§ **Job**
Each line of the listing that contains the word "különböző" is to be copied.

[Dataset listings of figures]

★ ★ ★

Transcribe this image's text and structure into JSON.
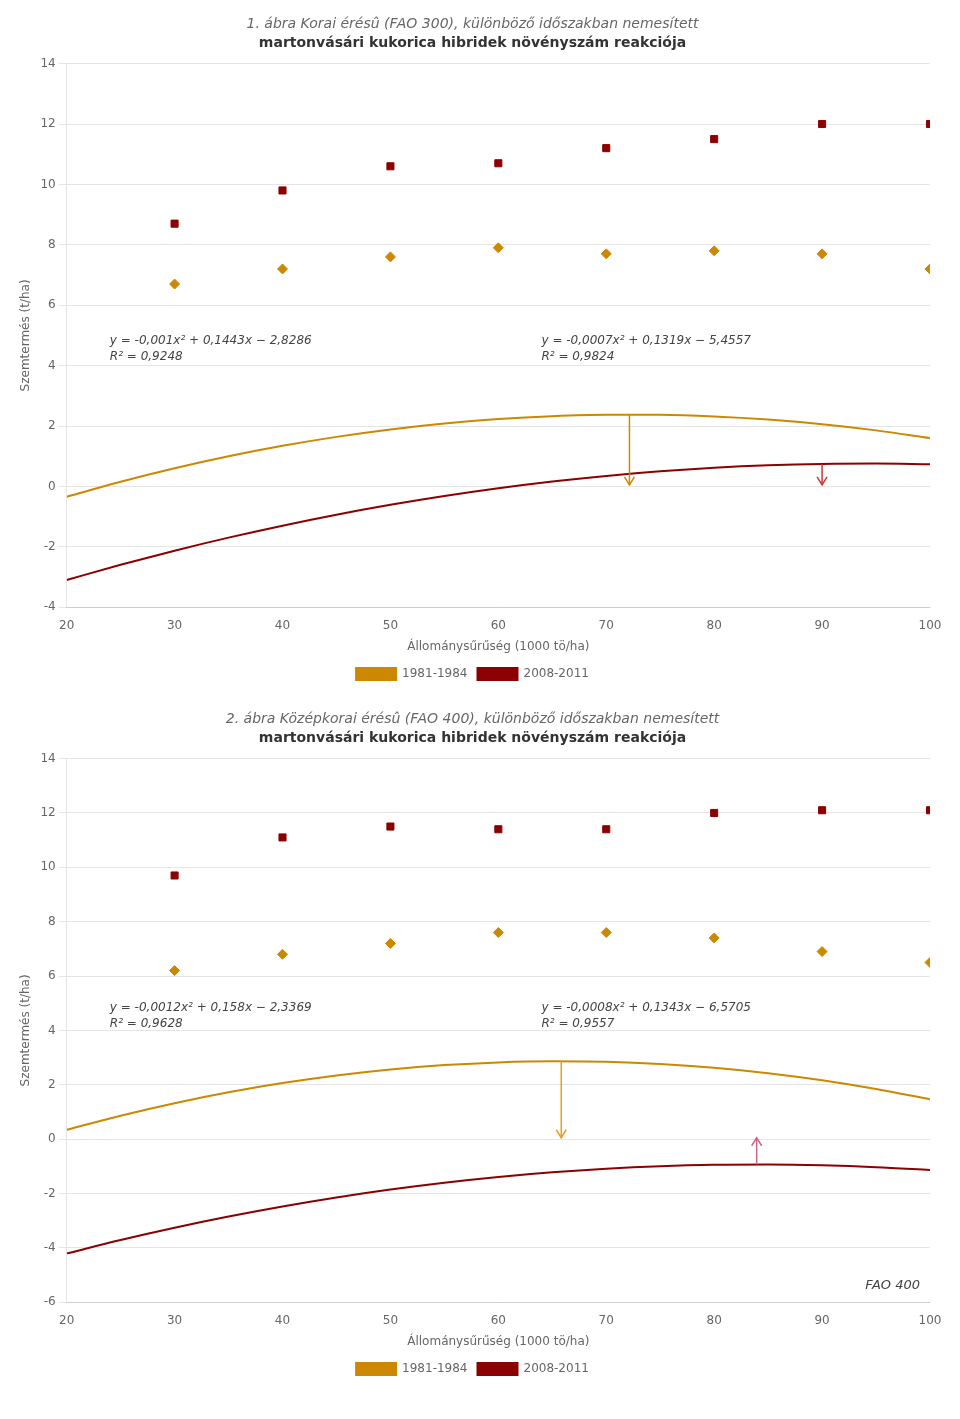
{
  "chart_data": [
    {
      "type": "scatter",
      "title": "1. ábra Korai érésû (FAO 300), különböző időszakban nemesített",
      "subtitle": "martonvásári kukorica hibridek növényszám reakciója",
      "xlabel": "Állománysűrűség (1000 tö/ha)",
      "ylabel": "Szemtermés (t/ha)",
      "xlim": [
        20,
        100
      ],
      "ylim": [
        -4,
        14
      ],
      "xticks": [
        20,
        30,
        40,
        50,
        60,
        70,
        80,
        90,
        100
      ],
      "yticks": [
        -4,
        -2,
        0,
        2,
        4,
        6,
        8,
        10,
        12,
        14
      ],
      "grid": true,
      "legend": "bottom",
      "series": [
        {
          "name": "1981-1984",
          "color": "#cc8800",
          "marker": "diamond",
          "x": [
            30,
            40,
            50,
            60,
            70,
            80,
            90,
            100
          ],
          "values": [
            6.7,
            7.2,
            7.6,
            7.9,
            7.7,
            7.8,
            7.7,
            7.2
          ],
          "trend": {
            "x": [
              20,
              25,
              30,
              35,
              40,
              45,
              50,
              55,
              60,
              65,
              70,
              75,
              80,
              85,
              90,
              95,
              100
            ],
            "values": [
              -0.3426,
              0.1539,
              0.6004,
              0.9969,
              1.3434,
              1.6399,
              1.8864,
              2.0829,
              2.2294,
              2.3259,
              2.3724,
              2.3689,
              2.3154,
              2.2119,
              2.0584,
              1.8549,
              1.6014
            ]
          },
          "equation": "y = -0,001x² + 0,1443x − 2,8286",
          "r2": "R² = 0,9248"
        },
        {
          "name": "2008-2011",
          "color": "#8b0000",
          "marker": "square",
          "x": [
            30,
            40,
            50,
            60,
            70,
            80,
            90,
            100
          ],
          "values": [
            8.7,
            9.8,
            10.6,
            10.7,
            11.2,
            11.5,
            12.0,
            12.0
          ],
          "trend": {
            "x": [
              20,
              25,
              30,
              35,
              40,
              45,
              50,
              55,
              60,
              65,
              70,
              75,
              80,
              85,
              90,
              95,
              100
            ],
            "values": [
              -3.0977,
              -2.5957,
              -2.1287,
              -1.6967,
              -1.2997,
              -0.9377,
              -0.6107,
              -0.3187,
              -0.0617,
              0.1603,
              0.3473,
              0.4993,
              0.6163,
              0.6983,
              0.7453,
              0.7573,
              0.7343
            ]
          },
          "equation": "y = -0,0007x² + 0,1319x − 5,4557",
          "r2": "R² = 0,9824"
        }
      ],
      "arrows": [
        {
          "x": 72.15,
          "from": 2.3770225,
          "to": 0.05,
          "color": "#cc8800"
        },
        {
          "x": 90,
          "from": 0.7453,
          "to": 0.05,
          "color": "#cc3333"
        }
      ]
    },
    {
      "type": "scatter",
      "title": "2. ábra Középkorai érésû (FAO 400), különböző időszakban nemesített",
      "subtitle": "martonvásári kukorica hibridek növényszám reakciója",
      "xlabel": "Állománysűrűség (1000 tö/ha)",
      "ylabel": "Szemtermés (t/ha)",
      "xlim": [
        20,
        100
      ],
      "ylim": [
        -6,
        14
      ],
      "xticks": [
        20,
        30,
        40,
        50,
        60,
        70,
        80,
        90,
        100
      ],
      "yticks": [
        -6,
        -4,
        -2,
        0,
        2,
        4,
        6,
        8,
        10,
        12,
        14
      ],
      "grid": true,
      "legend": "bottom",
      "series": [
        {
          "name": "1981-1984",
          "color": "#cc8800",
          "marker": "diamond",
          "x": [
            30,
            40,
            50,
            60,
            70,
            80,
            90,
            100
          ],
          "values": [
            6.2,
            6.8,
            7.2,
            7.6,
            7.6,
            7.4,
            6.9,
            6.5
          ],
          "trend": {
            "x": [
              20,
              25,
              30,
              35,
              40,
              45,
              50,
              55,
              60,
              65,
              70,
              75,
              80,
              85,
              90,
              95,
              100
            ],
            "values": [
              0.3431,
              0.8631,
              1.3231,
              1.7231,
              2.0631,
              2.3431,
              2.5631,
              2.7231,
              2.8231,
              2.8631,
              2.8431,
              2.7631,
              2.6231,
              2.4231,
              2.1631,
              1.8431,
              1.4631
            ]
          },
          "equation": "y = -0,0012x² + 0,158x − 2,3369",
          "r2": "R² = 0,9628"
        },
        {
          "name": "2008-2011",
          "color": "#8b0000",
          "marker": "square",
          "x": [
            30,
            40,
            50,
            60,
            70,
            80,
            90,
            100
          ],
          "values": [
            9.7,
            11.1,
            11.5,
            11.4,
            11.4,
            12.0,
            12.1,
            12.1
          ],
          "trend": {
            "x": [
              20,
              25,
              30,
              35,
              40,
              45,
              50,
              55,
              60,
              65,
              70,
              75,
              80,
              85,
              90,
              95,
              100
            ],
            "values": [
              -4.2045,
              -3.713,
              -3.2615,
              -2.85,
              -2.4785,
              -2.147,
              -1.8555,
              -1.604,
              -1.3925,
              -1.221,
              -1.0895,
              -0.998,
              -0.9465,
              -0.935,
              -0.9635,
              -1.032,
              -1.1405
            ]
          },
          "equation": "y = -0,0008x² + 0,1343x − 6,5705",
          "r2": "R² = 0,9557"
        }
      ],
      "arrows": [
        {
          "x": 65.83,
          "from": 2.86393332,
          "to": 0.05,
          "color": "#e8a020"
        },
        {
          "x": 83.94,
          "from": -0.93409688,
          "to": 0.05,
          "color": "#cc6688"
        }
      ],
      "annotations": [
        "FAO 400"
      ]
    }
  ]
}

★ ★ ★

§ **Complete answer**
      "title": "1. ábra Korai érésû (FAO 300), különböző időszakban nemesített",
      "title": "2. ábra Középkorai érésû (FAO 400), különböző időszakban nemesített",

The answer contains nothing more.